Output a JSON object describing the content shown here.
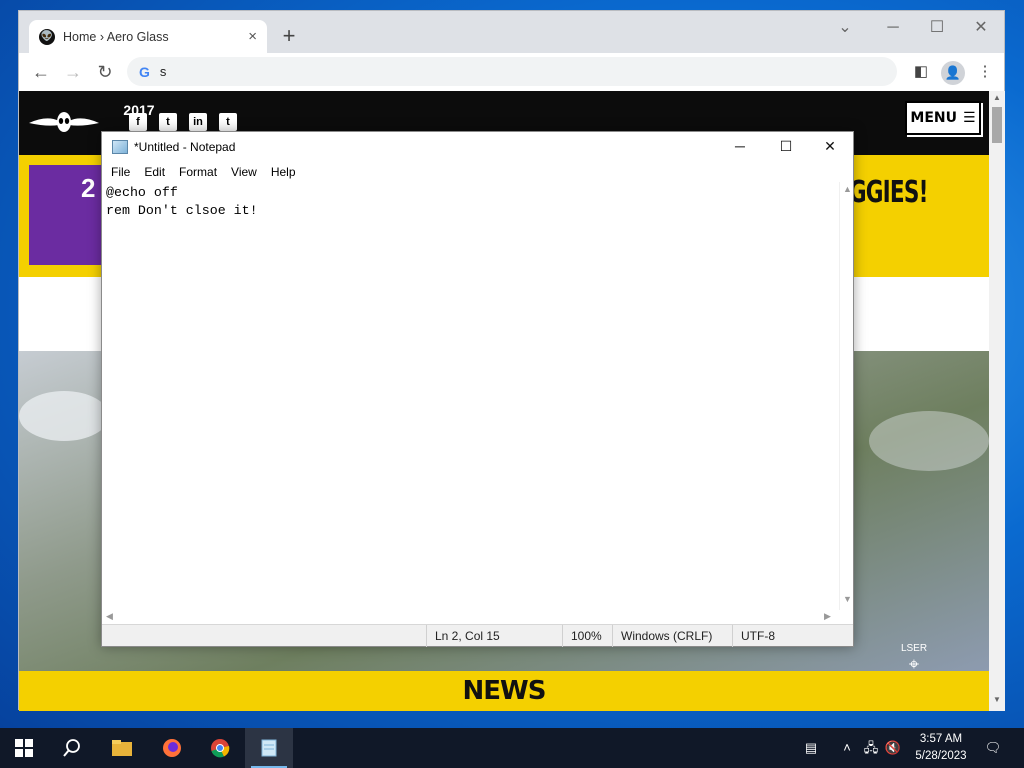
{
  "browser": {
    "tab_title": "Home › Aero Glass",
    "tab_close": "×",
    "new_tab": "+",
    "omnibox_text": "s",
    "window_controls": {
      "minimize": "─",
      "maximize": "☐",
      "close": "✕",
      "dropdown": "⌄"
    }
  },
  "site": {
    "award_year": "2017",
    "social": [
      "f",
      "t",
      "in",
      "t"
    ],
    "menu_label": "MENU",
    "headline_partial": "TH AUGGIES!",
    "award_badge": "2",
    "hud_label": "LSER",
    "news_label": "NEWS"
  },
  "notepad": {
    "title": "*Untitled - Notepad",
    "menu": [
      "File",
      "Edit",
      "Format",
      "View",
      "Help"
    ],
    "content": "@echo off\nrem Don't clsoe it!",
    "status": {
      "position": "Ln 2, Col 15",
      "zoom": "100%",
      "line_endings": "Windows (CRLF)",
      "encoding": "UTF-8"
    }
  },
  "taskbar": {
    "clock_time": "3:57 AM",
    "clock_date": "5/28/2023",
    "apps": [
      "start",
      "search",
      "file-explorer",
      "firefox",
      "chrome",
      "notepad"
    ]
  },
  "colors": {
    "site_yellow": "#f4d000",
    "award_purple": "#6b2ca1",
    "taskbar": "#101828"
  }
}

Exercise prompt: Count up the lines in the listing that hold the word "content", and give that number only.

Reply to the exercise: 2